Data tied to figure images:
++++
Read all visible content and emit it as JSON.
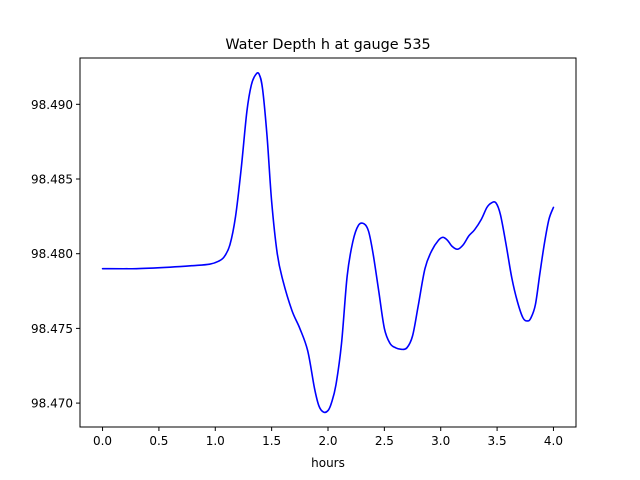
{
  "chart_data": {
    "type": "line",
    "title": "Water Depth h at gauge 535",
    "xlabel": "hours",
    "ylabel": "",
    "xlim": [
      -0.2,
      4.2
    ],
    "ylim": [
      98.4684,
      98.4931
    ],
    "xticks": [
      0.0,
      0.5,
      1.0,
      1.5,
      2.0,
      2.5,
      3.0,
      3.5,
      4.0
    ],
    "xtick_labels": [
      "0.0",
      "0.5",
      "1.0",
      "1.5",
      "2.0",
      "2.5",
      "3.0",
      "3.5",
      "4.0"
    ],
    "yticks": [
      98.47,
      98.475,
      98.48,
      98.485,
      98.49
    ],
    "ytick_labels": [
      "98.470",
      "98.475",
      "98.480",
      "98.485",
      "98.490"
    ],
    "grid": false,
    "series": [
      {
        "color": "#0000ff",
        "x": [
          0.0,
          0.3,
          0.6,
          0.8,
          0.95,
          1.03,
          1.08,
          1.13,
          1.18,
          1.23,
          1.28,
          1.32,
          1.36,
          1.39,
          1.42,
          1.46,
          1.5,
          1.55,
          1.6,
          1.68,
          1.75,
          1.82,
          1.88,
          1.92,
          1.96,
          2.0,
          2.03,
          2.07,
          2.12,
          2.17,
          2.22,
          2.27,
          2.32,
          2.36,
          2.4,
          2.45,
          2.5,
          2.55,
          2.6,
          2.65,
          2.7,
          2.75,
          2.8,
          2.86,
          2.92,
          2.98,
          3.02,
          3.06,
          3.1,
          3.15,
          3.2,
          3.25,
          3.3,
          3.36,
          3.41,
          3.45,
          3.49,
          3.53,
          3.58,
          3.63,
          3.68,
          3.73,
          3.77,
          3.8,
          3.84,
          3.88,
          3.92,
          3.96,
          4.0
        ],
        "y": [
          98.479,
          98.479,
          98.4791,
          98.4792,
          98.4793,
          98.4795,
          98.4798,
          98.4806,
          98.4825,
          98.4857,
          98.4895,
          98.4913,
          98.492,
          98.492,
          98.491,
          98.4878,
          98.4835,
          98.48,
          98.4782,
          98.4762,
          98.475,
          98.4735,
          98.471,
          98.4698,
          98.4694,
          98.4695,
          98.47,
          98.4712,
          98.474,
          98.4785,
          98.4808,
          98.4819,
          98.482,
          98.4815,
          98.48,
          98.4775,
          98.475,
          98.474,
          98.4737,
          98.4736,
          98.4737,
          98.4745,
          98.4765,
          98.479,
          98.4802,
          98.4809,
          98.4811,
          98.4809,
          98.4805,
          98.4803,
          98.4806,
          98.4812,
          98.4816,
          98.4823,
          98.4831,
          98.4834,
          98.4834,
          98.4826,
          98.4806,
          98.4784,
          98.4768,
          98.4757,
          98.4755,
          98.4757,
          98.4766,
          98.4787,
          98.4807,
          98.4823,
          98.4831
        ]
      }
    ]
  }
}
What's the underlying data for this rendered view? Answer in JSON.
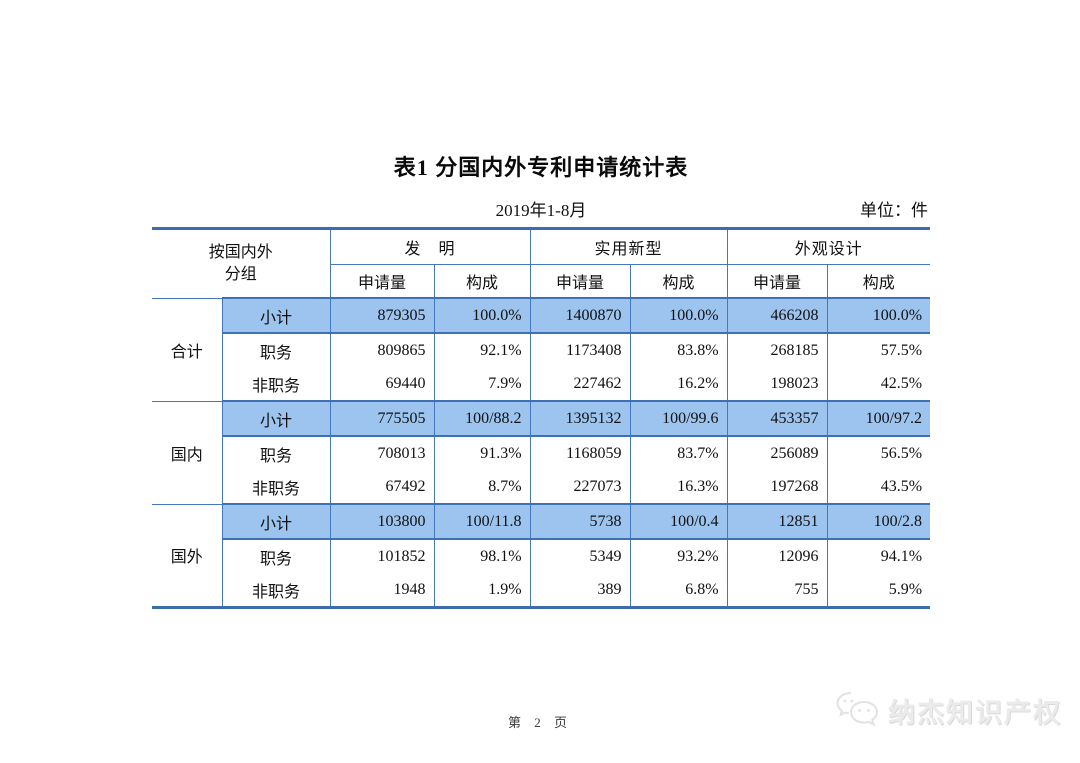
{
  "page": {
    "title": "表1  分国内外专利申请统计表",
    "period": "2019年1-8月",
    "unit": "单位：件",
    "footer": "第 2 页",
    "watermark": "纳杰知识产权"
  },
  "colors": {
    "border_thin": "#4377bf",
    "border_thick": "#3c6cae",
    "highlight_row_bg": "#9cc4ee",
    "highlight_row_border": "#3f70b4"
  },
  "table": {
    "corner_header": "按国内外\n分组",
    "col_groups": [
      {
        "label": "发　明"
      },
      {
        "label": "实用新型"
      },
      {
        "label": "外观设计"
      }
    ],
    "sub_headers": [
      "申请量",
      "构成"
    ],
    "groups": [
      {
        "label": "合计",
        "rows": [
          {
            "label": "小计",
            "highlight": true,
            "values": [
              "879305",
              "100.0%",
              "1400870",
              "100.0%",
              "466208",
              "100.0%"
            ]
          },
          {
            "label": "职务",
            "highlight": false,
            "values": [
              "809865",
              "92.1%",
              "1173408",
              "83.8%",
              "268185",
              "57.5%"
            ]
          },
          {
            "label": "非职务",
            "highlight": false,
            "values": [
              "69440",
              "7.9%",
              "227462",
              "16.2%",
              "198023",
              "42.5%"
            ]
          }
        ]
      },
      {
        "label": "国内",
        "rows": [
          {
            "label": "小计",
            "highlight": true,
            "values": [
              "775505",
              "100/88.2",
              "1395132",
              "100/99.6",
              "453357",
              "100/97.2"
            ]
          },
          {
            "label": "职务",
            "highlight": false,
            "values": [
              "708013",
              "91.3%",
              "1168059",
              "83.7%",
              "256089",
              "56.5%"
            ]
          },
          {
            "label": "非职务",
            "highlight": false,
            "values": [
              "67492",
              "8.7%",
              "227073",
              "16.3%",
              "197268",
              "43.5%"
            ]
          }
        ]
      },
      {
        "label": "国外",
        "rows": [
          {
            "label": "小计",
            "highlight": true,
            "values": [
              "103800",
              "100/11.8",
              "5738",
              "100/0.4",
              "12851",
              "100/2.8"
            ]
          },
          {
            "label": "职务",
            "highlight": false,
            "values": [
              "101852",
              "98.1%",
              "5349",
              "93.2%",
              "12096",
              "94.1%"
            ]
          },
          {
            "label": "非职务",
            "highlight": false,
            "values": [
              "1948",
              "1.9%",
              "389",
              "6.8%",
              "755",
              "5.9%"
            ]
          }
        ]
      }
    ]
  }
}
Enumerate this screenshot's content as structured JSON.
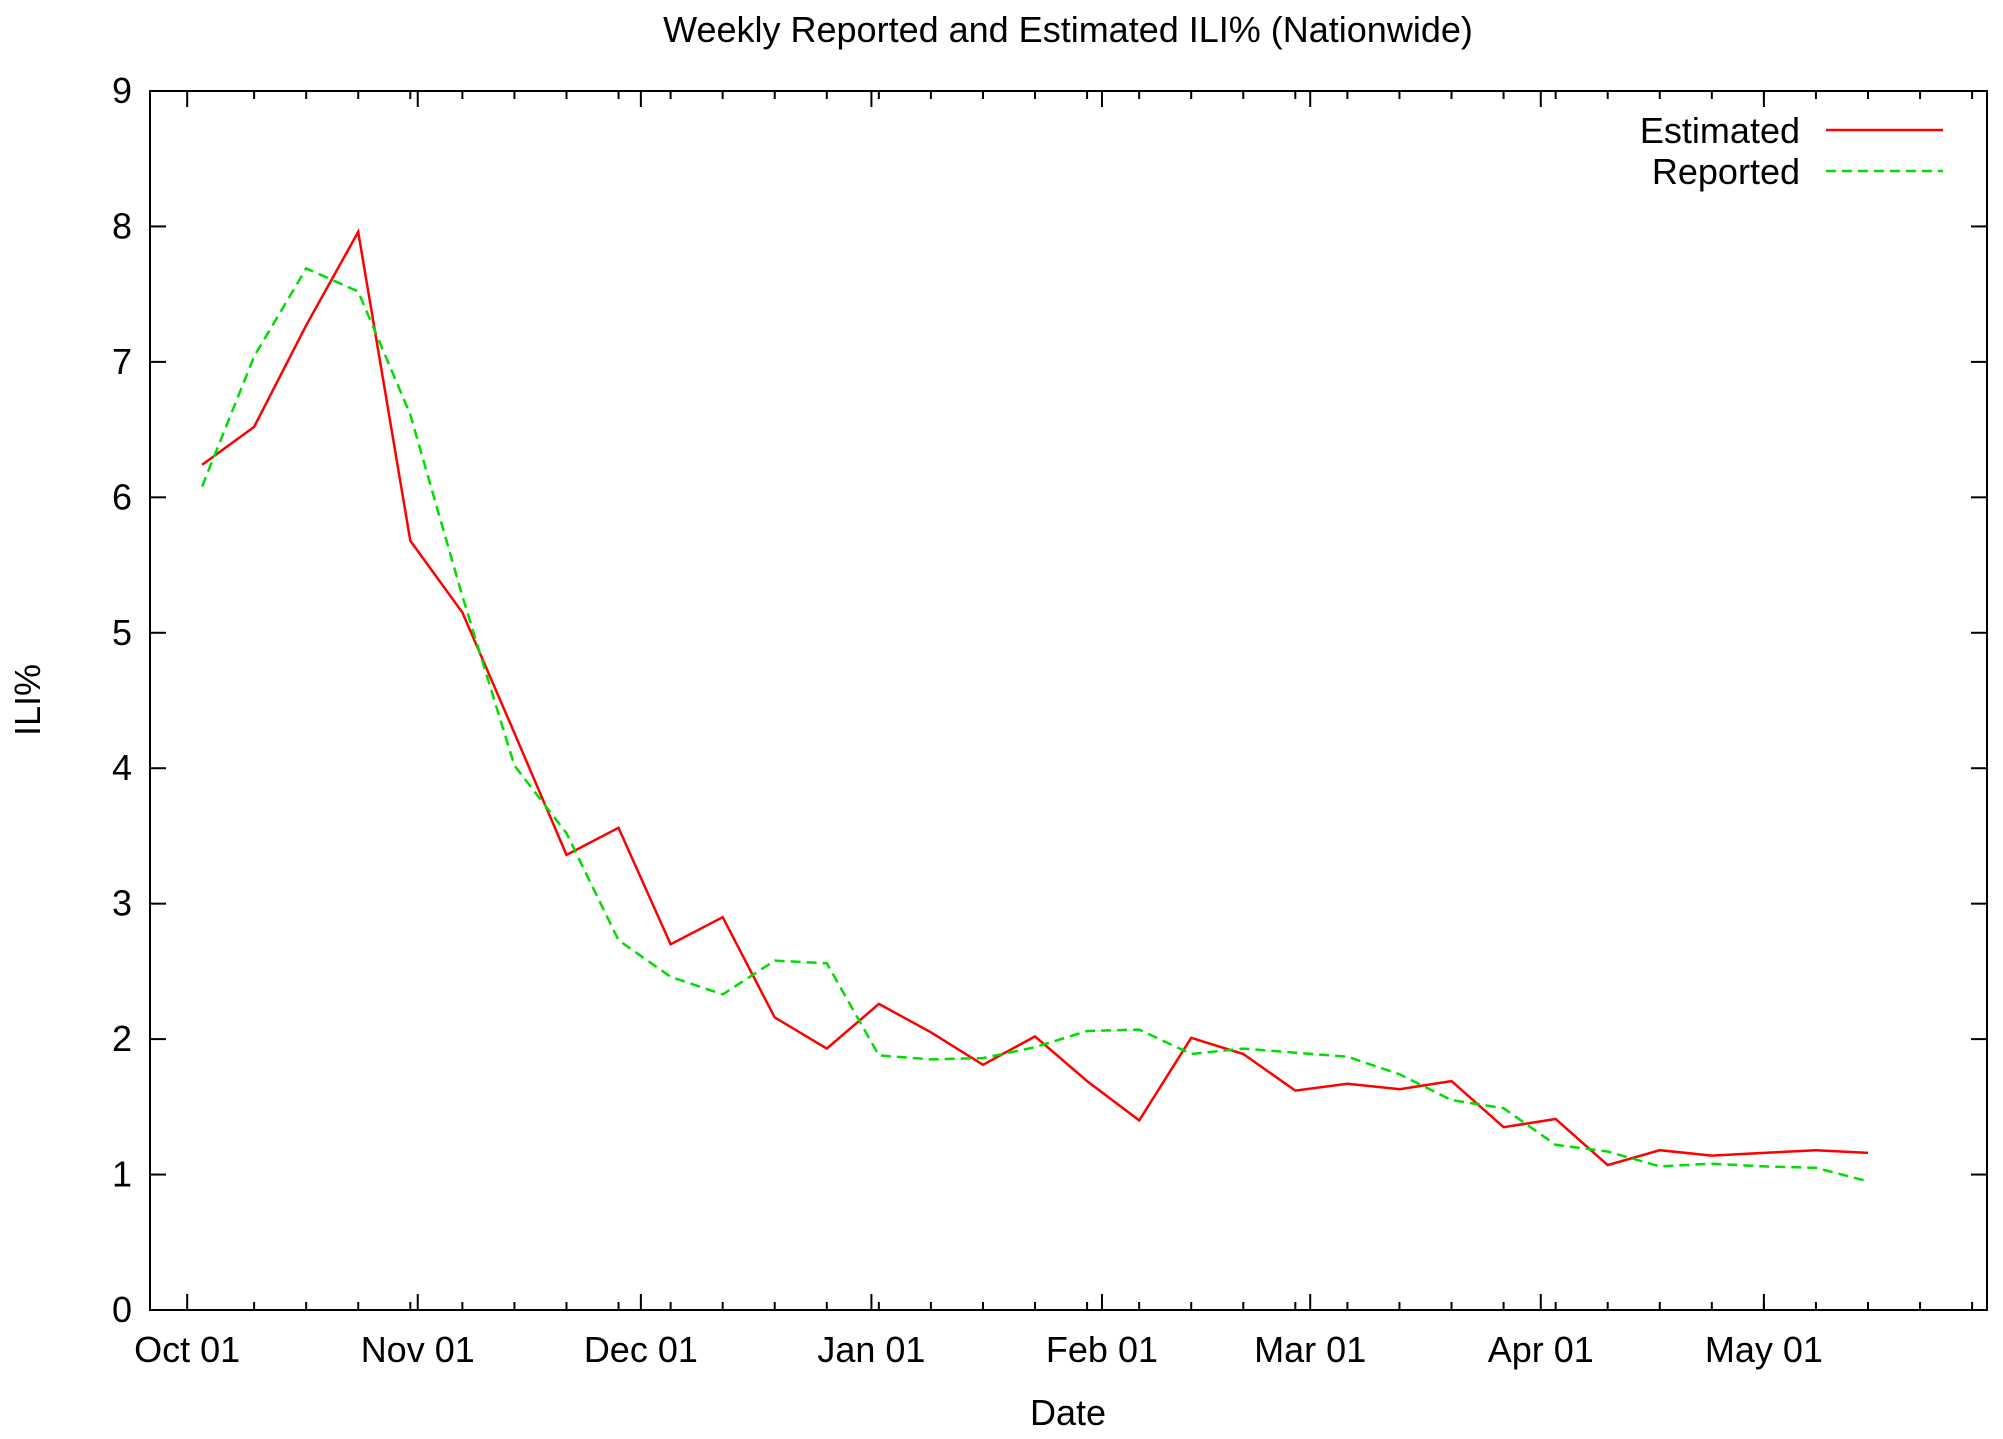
{
  "chart_data": {
    "type": "line",
    "title": "Weekly Reported and Estimated ILI% (Nationwide)",
    "xlabel": "Date",
    "ylabel": "ILI%",
    "ylim": [
      0,
      9
    ],
    "yticks": [
      "0",
      "1",
      "2",
      "3",
      "4",
      "5",
      "6",
      "7",
      "8",
      "9"
    ],
    "xlim": [
      "2009-09-26",
      "2010-05-31"
    ],
    "xticks": [
      {
        "date": "2009-10-01",
        "label": "Oct 01"
      },
      {
        "date": "2009-11-01",
        "label": "Nov 01"
      },
      {
        "date": "2009-12-01",
        "label": "Dec 01"
      },
      {
        "date": "2010-01-01",
        "label": "Jan 01"
      },
      {
        "date": "2010-02-01",
        "label": "Feb 01"
      },
      {
        "date": "2010-03-01",
        "label": "Mar 01"
      },
      {
        "date": "2010-04-01",
        "label": "Apr 01"
      },
      {
        "date": "2010-05-01",
        "label": "May 01"
      }
    ],
    "legend_position": "top-right",
    "grid": false,
    "series": [
      {
        "name": "Estimated",
        "color": "#ff0000",
        "dash": "solid",
        "points": [
          [
            "2009-10-03",
            6.24
          ],
          [
            "2009-10-10",
            6.52
          ],
          [
            "2009-10-17",
            7.27
          ],
          [
            "2009-10-24",
            7.96
          ],
          [
            "2009-10-31",
            5.68
          ],
          [
            "2009-11-07",
            5.15
          ],
          [
            "2009-11-14",
            4.26
          ],
          [
            "2009-11-21",
            3.36
          ],
          [
            "2009-11-28",
            3.56
          ],
          [
            "2009-12-05",
            2.7
          ],
          [
            "2009-12-12",
            2.9
          ],
          [
            "2009-12-19",
            2.16
          ],
          [
            "2009-12-26",
            1.93
          ],
          [
            "2010-01-02",
            2.26
          ],
          [
            "2010-01-09",
            2.05
          ],
          [
            "2010-01-16",
            1.81
          ],
          [
            "2010-01-23",
            2.02
          ],
          [
            "2010-01-30",
            1.69
          ],
          [
            "2010-02-06",
            1.4
          ],
          [
            "2010-02-13",
            2.01
          ],
          [
            "2010-02-20",
            1.89
          ],
          [
            "2010-02-27",
            1.62
          ],
          [
            "2010-03-06",
            1.67
          ],
          [
            "2010-03-13",
            1.63
          ],
          [
            "2010-03-20",
            1.69
          ],
          [
            "2010-03-27",
            1.35
          ],
          [
            "2010-04-03",
            1.41
          ],
          [
            "2010-04-10",
            1.07
          ],
          [
            "2010-04-17",
            1.18
          ],
          [
            "2010-04-24",
            1.14
          ],
          [
            "2010-05-01",
            1.16
          ],
          [
            "2010-05-08",
            1.18
          ],
          [
            "2010-05-15",
            1.16
          ]
        ]
      },
      {
        "name": "Reported",
        "color": "#00dd00",
        "dash": "dashed",
        "points": [
          [
            "2009-10-03",
            6.08
          ],
          [
            "2009-10-10",
            7.04
          ],
          [
            "2009-10-17",
            7.69
          ],
          [
            "2009-10-24",
            7.52
          ],
          [
            "2009-10-31",
            6.61
          ],
          [
            "2009-11-07",
            5.27
          ],
          [
            "2009-11-14",
            4.02
          ],
          [
            "2009-11-21",
            3.52
          ],
          [
            "2009-11-28",
            2.73
          ],
          [
            "2009-12-05",
            2.46
          ],
          [
            "2009-12-12",
            2.33
          ],
          [
            "2009-12-19",
            2.58
          ],
          [
            "2009-12-26",
            2.56
          ],
          [
            "2010-01-02",
            1.88
          ],
          [
            "2010-01-09",
            1.85
          ],
          [
            "2010-01-16",
            1.86
          ],
          [
            "2010-01-23",
            1.94
          ],
          [
            "2010-01-30",
            2.06
          ],
          [
            "2010-02-06",
            2.07
          ],
          [
            "2010-02-13",
            1.89
          ],
          [
            "2010-02-20",
            1.93
          ],
          [
            "2010-02-27",
            1.9
          ],
          [
            "2010-03-06",
            1.87
          ],
          [
            "2010-03-13",
            1.74
          ],
          [
            "2010-03-20",
            1.55
          ],
          [
            "2010-03-27",
            1.49
          ],
          [
            "2010-04-03",
            1.22
          ],
          [
            "2010-04-10",
            1.17
          ],
          [
            "2010-04-17",
            1.06
          ],
          [
            "2010-04-24",
            1.08
          ],
          [
            "2010-05-01",
            1.06
          ],
          [
            "2010-05-08",
            1.05
          ],
          [
            "2010-05-15",
            0.95
          ]
        ]
      }
    ]
  }
}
++++
Show every line in the entries where the string "JSON" occurs.

Read all visible content and emit it as JSON.
What's the underlying data for this rendered view? Answer in JSON.
Enumerate this screenshot's content as structured JSON.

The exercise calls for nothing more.